● **Raw records**
● ● ●
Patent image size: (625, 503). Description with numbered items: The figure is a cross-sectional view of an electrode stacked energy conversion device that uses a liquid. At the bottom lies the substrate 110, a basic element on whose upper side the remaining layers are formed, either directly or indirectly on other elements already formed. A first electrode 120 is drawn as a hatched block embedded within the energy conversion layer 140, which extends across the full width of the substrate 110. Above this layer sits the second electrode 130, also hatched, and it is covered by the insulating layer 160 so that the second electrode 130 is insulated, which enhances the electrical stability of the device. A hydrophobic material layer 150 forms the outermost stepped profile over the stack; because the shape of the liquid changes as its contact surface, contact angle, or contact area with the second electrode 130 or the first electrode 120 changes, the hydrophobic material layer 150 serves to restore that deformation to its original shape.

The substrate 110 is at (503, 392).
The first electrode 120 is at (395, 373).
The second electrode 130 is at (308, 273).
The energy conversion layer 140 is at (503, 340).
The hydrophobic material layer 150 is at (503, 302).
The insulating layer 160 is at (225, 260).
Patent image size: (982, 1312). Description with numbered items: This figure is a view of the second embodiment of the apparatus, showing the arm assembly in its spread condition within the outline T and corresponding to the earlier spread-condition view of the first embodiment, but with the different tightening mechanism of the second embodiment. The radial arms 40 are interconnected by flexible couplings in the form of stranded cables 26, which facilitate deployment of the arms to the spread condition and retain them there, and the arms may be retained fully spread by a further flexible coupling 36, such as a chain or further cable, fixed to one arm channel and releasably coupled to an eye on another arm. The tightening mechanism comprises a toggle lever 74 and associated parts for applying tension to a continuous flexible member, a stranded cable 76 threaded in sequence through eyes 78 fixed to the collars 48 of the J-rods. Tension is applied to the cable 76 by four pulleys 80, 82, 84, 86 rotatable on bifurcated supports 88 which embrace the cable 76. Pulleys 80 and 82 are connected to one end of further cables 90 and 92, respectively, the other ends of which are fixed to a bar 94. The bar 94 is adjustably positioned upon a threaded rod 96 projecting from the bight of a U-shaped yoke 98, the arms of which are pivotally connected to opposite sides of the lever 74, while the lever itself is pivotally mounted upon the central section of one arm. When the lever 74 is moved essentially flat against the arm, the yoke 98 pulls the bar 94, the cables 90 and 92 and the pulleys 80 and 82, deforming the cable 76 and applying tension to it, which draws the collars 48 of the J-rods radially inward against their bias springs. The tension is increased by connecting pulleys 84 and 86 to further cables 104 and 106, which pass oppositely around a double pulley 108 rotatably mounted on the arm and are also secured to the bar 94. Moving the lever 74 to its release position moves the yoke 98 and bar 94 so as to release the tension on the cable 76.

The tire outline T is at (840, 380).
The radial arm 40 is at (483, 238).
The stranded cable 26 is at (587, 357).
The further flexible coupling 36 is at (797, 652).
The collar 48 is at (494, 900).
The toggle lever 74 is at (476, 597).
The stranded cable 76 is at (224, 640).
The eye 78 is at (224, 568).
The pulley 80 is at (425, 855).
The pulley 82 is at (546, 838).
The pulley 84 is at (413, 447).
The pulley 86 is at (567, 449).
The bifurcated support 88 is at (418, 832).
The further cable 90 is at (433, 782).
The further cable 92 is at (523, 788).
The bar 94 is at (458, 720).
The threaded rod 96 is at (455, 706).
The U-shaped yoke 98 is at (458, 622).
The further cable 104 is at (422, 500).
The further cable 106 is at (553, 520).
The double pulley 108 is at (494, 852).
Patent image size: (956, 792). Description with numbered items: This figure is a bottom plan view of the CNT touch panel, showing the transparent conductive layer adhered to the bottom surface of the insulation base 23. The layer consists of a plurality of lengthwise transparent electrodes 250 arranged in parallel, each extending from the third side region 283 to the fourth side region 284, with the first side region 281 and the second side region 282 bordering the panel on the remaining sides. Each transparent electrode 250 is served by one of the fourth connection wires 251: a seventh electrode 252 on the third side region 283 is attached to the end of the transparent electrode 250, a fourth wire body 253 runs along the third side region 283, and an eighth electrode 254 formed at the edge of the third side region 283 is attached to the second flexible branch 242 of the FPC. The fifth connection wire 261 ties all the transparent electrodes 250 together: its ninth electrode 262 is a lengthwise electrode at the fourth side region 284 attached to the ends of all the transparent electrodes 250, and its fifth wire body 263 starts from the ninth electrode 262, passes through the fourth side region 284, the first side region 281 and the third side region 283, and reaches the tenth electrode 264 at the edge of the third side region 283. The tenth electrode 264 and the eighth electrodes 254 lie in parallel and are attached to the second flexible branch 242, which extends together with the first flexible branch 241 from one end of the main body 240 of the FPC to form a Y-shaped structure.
● ● ●
Lay out every line of the listing above as a JSON list of strings, one string per line, omitting blank lines.

[
  "Patent image size: (625, 503). Description with numbered items: The figure is a cross-sectional view of an electrode stacked energy conversion device that uses a liquid. At the bottom lies the substrate 110, a basic element on whose upper side the remaining layers are formed, either directly or indirectly on other elements already formed. A first electrode 120 is drawn as a hatched block embedded within the energy conversion layer 140, which extends across the full width of the substrate 110. Above this layer sits the second electrode 130, also hatched, and it is covered by the insulating layer 160 so that the second electrode 130 is insulated, which enhances the electrical stability of the device. A hydrophobic material layer 150 forms the outermost stepped profile over the stack; because the shape of the liquid changes as its contact surface, contact angle, or contact area with the second electrode 130 or the first electrode 120 changes, the hydrophobic material layer 150 serves to restore that deformation to its original shape.",
  "The substrate 110 is at (503, 392).",
  "The first electrode 120 is at (395, 373).",
  "The second electrode 130 is at (308, 273).",
  "The energy conversion layer 140 is at (503, 340).",
  "The hydrophobic material layer 150 is at (503, 302).",
  "The insulating layer 160 is at (225, 260).",
  "Patent image size: (982, 1312). Description with numbered items: This figure is a view of the second embodiment of the apparatus, showing the arm assembly in its spread condition within the outline T and corresponding to the earlier spread-condition view of the first embodiment, but with the different tightening mechanism of the second embodiment. The radial arms 40 are interconnected by flexible couplings in the form of stranded cables 26, which facilitate deployment of the arms to the spread condition and retain them there, and the arms may be retained fully spread by a further flexible coupling 36, such as a chain or further cable, fixed to one arm channel and releasably coupled to an eye on another arm. The tightening mechanism comprises a toggle lever 74 and associated parts for applying tension to a continuous flexible member, a stranded cable 76 threaded in sequence through eyes 78 fixed to the collars 48 of the J-rods. Tension is applied to the cable 76 by four pulleys 80, 82, 84, 86 rotatable on bifurcated supports 88 which embrace the cable 76. Pulleys 80 and 82 are connected to one end of further cables 90 and 92, respectively, the other ends of which are fixed to a bar 94. The bar 94 is adjustably positioned upon a threaded rod 96 projecting from the bight of a U-shaped yoke 98, the arms of which are pivotally connected to opposite sides of the lever 74, while the lever itself is pivotally mounted upon the central section of one arm. When the lever 74 is moved essentially flat against the arm, the yoke 98 pulls the bar 94, the cables 90 and 92 and the pulleys 80 and 82, deforming the cable 76 and applying tension to it, which draws the collars 48 of the J-rods radially inward against their bias springs. The tension is increased by connecting pulleys 84 and 86 to further cables 104 and 106, which pass oppositely around a double pulley 108 rotatably mounted on the arm and are also secured to the bar 94. Moving the lever 74 to its release position moves the yoke 98 and bar 94 so as to release the tension on the cable 76.",
  "The tire outline T is at (840, 380).",
  "The radial arm 40 is at (483, 238).",
  "The stranded cable 26 is at (587, 357).",
  "The further flexible coupling 36 is at (797, 652).",
  "The collar 48 is at (494, 900).",
  "The toggle lever 74 is at (476, 597).",
  "The stranded cable 76 is at (224, 640).",
  "The eye 78 is at (224, 568).",
  "The pulley 80 is at (425, 855).",
  "The pulley 82 is at (546, 838).",
  "The pulley 84 is at (413, 447).",
  "The pulley 86 is at (567, 449).",
  "The bifurcated support 88 is at (418, 832).",
  "The further cable 90 is at (433, 782).",
  "The further cable 92 is at (523, 788).",
  "The bar 94 is at (458, 720).",
  "The threaded rod 96 is at (455, 706).",
  "The U-shaped yoke 98 is at (458, 622).",
  "The further cable 104 is at (422, 500).",
  "The further cable 106 is at (553, 520).",
  "The double pulley 108 is at (494, 852).",
  "Patent image size: (956, 792). Description with numbered items: This figure is a bottom plan view of the CNT touch panel, showing the transparent conductive layer adhered to the bottom surface of the insulation base 23. The layer consists of a plurality of lengthwise transparent electrodes 250 arranged in parallel, each extending from the third side region 283 to the fourth side region 284, with the first side region 281 and the second side region 282 bordering the panel on the remaining sides. Each transparent electrode 250 is served by one of the fourth connection wires 251: a seventh electrode 252 on the third side region 283 is attached to the end of the transparent electrode 250, a fourth wire body 253 runs along the third side region 283, and an eighth electrode 254 formed at the edge of the third side region 283 is attached to the second flexible branch 242 of the FPC. The fifth connection wire 261 ties all the transparent electrodes 250 together: its ninth electrode 262 is a lengthwise electrode at the fourth side region 284 attached to the ends of all the transparent electrodes 250, and its fifth wire body 263 starts from the ninth electrode 262, passes through the fourth side region 284, the first side region 281 and the third side region 283, and reaches the tenth electrode 264 at the edge of the third side region 283. The tenth electrode 264 and the eighth electrodes 254 lie in parallel and are attached to the second flexible branch 242, which extends together with the first flexible branch 241 from one end of the main body 240 of the FPC to form a Y-shaped structure."
]